**To be done**:
Below are some entries; can you quote all of them exactly?

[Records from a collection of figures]
## begin

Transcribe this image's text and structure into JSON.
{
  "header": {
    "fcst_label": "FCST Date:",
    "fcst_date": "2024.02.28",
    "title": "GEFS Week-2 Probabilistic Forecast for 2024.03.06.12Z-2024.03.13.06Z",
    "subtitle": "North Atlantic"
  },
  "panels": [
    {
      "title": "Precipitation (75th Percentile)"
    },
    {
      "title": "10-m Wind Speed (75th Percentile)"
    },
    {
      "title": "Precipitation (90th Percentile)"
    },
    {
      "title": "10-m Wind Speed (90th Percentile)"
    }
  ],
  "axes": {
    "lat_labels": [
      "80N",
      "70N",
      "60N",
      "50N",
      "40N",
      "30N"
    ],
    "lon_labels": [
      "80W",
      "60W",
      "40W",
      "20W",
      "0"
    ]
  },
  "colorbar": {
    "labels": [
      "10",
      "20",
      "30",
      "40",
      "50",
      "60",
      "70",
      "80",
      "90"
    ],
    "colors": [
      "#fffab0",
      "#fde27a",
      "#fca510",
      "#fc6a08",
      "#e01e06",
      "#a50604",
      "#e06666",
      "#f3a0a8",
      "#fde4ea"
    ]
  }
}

## end

**Final result**:
Transcribe this image's text and structure into JSON.
{
  "header": {
    "fcst_label": "FCST Date:",
    "fcst_date": "2024.02.28",
    "title": "GEFS Week-2 Probabilistic Forecast for 2024.03.06.12Z-2024.03.13.06Z",
    "subtitle": "North Atlantic"
  },
  "panels": [
    {
      "title": "Precipitation (75th Percentile)"
    },
    {
      "title": "10-m Wind Speed (75th Percentile)"
    },
    {
      "title": "Precipitation (90th Percentile)"
    },
    {
      "title": "10-m Wind Speed (90th Percentile)"
    }
  ],
  "axes": {
    "lat_labels": [
      "80N",
      "70N",
      "60N",
      "50N",
      "40N",
      "30N"
    ],
    "lon_labels": [
      "80W",
      "60W",
      "40W",
      "20W",
      "0"
    ]
  },
  "colorbar": {
    "labels": [
      "10",
      "20",
      "30",
      "40",
      "50",
      "60",
      "70",
      "80",
      "90"
    ],
    "colors": [
      "#fffab0",
      "#fde27a",
      "#fca510",
      "#fc6a08",
      "#e01e06",
      "#a50604",
      "#e06666",
      "#f3a0a8",
      "#fde4ea"
    ]
  }
}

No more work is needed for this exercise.